PROBLEM REQUIREMENTS => Give the number of lines that include the string "ngodzina", nothing more.

## Start

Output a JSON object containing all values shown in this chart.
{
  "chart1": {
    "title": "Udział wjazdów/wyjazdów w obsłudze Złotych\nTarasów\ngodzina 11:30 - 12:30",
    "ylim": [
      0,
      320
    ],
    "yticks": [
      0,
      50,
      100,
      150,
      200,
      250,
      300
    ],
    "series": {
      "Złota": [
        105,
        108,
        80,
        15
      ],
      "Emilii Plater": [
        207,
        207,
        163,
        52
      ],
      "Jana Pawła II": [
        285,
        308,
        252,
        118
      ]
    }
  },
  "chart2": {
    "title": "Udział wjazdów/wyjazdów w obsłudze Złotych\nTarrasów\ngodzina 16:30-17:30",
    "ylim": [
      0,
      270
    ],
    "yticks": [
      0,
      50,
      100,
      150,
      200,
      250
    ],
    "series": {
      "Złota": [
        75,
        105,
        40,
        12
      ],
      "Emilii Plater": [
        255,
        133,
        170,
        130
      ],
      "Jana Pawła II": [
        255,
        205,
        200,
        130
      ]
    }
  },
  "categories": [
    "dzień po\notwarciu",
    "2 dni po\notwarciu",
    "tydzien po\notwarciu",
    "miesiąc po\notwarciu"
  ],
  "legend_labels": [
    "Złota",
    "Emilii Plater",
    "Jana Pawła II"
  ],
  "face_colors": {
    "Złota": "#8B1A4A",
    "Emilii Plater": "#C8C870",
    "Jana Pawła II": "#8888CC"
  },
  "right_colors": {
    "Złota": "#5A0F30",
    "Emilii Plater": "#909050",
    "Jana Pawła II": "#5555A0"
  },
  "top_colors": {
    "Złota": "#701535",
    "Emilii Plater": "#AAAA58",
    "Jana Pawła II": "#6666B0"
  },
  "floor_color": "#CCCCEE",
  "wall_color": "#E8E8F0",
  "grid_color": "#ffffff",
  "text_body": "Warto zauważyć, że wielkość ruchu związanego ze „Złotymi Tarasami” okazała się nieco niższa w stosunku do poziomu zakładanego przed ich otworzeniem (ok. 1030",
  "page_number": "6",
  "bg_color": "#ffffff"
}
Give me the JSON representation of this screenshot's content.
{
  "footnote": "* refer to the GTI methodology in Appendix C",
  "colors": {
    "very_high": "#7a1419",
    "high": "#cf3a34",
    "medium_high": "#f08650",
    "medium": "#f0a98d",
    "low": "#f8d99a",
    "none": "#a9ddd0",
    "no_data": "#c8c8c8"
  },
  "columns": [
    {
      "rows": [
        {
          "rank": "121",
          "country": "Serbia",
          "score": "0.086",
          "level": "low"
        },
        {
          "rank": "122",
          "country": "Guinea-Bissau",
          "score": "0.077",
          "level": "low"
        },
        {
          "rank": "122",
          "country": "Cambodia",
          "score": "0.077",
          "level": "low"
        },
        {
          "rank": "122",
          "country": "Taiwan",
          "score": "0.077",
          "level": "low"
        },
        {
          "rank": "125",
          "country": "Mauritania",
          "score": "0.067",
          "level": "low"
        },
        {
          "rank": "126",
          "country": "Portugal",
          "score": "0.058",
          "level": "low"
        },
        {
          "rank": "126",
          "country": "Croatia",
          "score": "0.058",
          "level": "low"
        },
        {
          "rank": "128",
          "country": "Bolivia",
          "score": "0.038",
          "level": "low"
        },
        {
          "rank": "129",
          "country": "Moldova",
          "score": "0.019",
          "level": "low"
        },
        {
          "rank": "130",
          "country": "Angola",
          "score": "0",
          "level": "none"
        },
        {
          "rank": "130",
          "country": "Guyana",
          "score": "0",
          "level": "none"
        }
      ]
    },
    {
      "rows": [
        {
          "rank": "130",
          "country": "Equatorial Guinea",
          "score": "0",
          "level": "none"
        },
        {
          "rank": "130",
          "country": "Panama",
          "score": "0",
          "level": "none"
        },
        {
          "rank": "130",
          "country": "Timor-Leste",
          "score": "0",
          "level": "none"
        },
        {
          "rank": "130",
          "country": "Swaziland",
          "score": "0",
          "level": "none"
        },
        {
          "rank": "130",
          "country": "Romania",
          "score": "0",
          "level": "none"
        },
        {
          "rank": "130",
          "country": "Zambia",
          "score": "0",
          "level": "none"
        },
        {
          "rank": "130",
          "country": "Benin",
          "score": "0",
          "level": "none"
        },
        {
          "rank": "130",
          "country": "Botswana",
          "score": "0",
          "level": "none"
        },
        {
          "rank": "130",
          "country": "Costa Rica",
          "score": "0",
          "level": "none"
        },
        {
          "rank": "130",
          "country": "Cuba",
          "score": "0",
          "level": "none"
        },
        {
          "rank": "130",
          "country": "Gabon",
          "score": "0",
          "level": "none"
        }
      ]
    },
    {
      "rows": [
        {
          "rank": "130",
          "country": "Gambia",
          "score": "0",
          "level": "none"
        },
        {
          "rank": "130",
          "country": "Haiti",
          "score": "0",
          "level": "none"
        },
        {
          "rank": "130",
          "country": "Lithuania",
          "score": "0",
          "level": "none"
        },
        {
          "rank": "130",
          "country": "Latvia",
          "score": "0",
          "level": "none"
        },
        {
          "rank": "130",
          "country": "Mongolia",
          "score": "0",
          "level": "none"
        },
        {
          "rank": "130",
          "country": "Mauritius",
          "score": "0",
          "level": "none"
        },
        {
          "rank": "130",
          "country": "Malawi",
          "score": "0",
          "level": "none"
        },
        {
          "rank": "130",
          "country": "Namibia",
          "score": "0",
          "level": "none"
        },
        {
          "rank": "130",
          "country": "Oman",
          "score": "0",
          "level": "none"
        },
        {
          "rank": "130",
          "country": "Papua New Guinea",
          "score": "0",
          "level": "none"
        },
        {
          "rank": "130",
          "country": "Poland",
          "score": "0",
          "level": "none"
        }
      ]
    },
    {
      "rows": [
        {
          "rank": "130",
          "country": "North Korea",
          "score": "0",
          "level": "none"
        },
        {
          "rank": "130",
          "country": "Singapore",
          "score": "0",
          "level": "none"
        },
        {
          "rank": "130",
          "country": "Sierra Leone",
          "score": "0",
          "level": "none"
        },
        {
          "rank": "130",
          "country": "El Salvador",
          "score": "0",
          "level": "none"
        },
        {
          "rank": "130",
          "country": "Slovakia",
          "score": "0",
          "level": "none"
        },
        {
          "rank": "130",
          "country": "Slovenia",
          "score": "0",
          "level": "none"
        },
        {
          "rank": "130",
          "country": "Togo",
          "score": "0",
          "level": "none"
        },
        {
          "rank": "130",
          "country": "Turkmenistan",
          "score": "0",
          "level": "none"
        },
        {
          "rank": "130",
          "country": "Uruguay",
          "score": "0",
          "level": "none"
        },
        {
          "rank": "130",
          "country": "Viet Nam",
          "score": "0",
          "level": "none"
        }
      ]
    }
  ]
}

## End

ANSWER TO THE PROBLEM => 2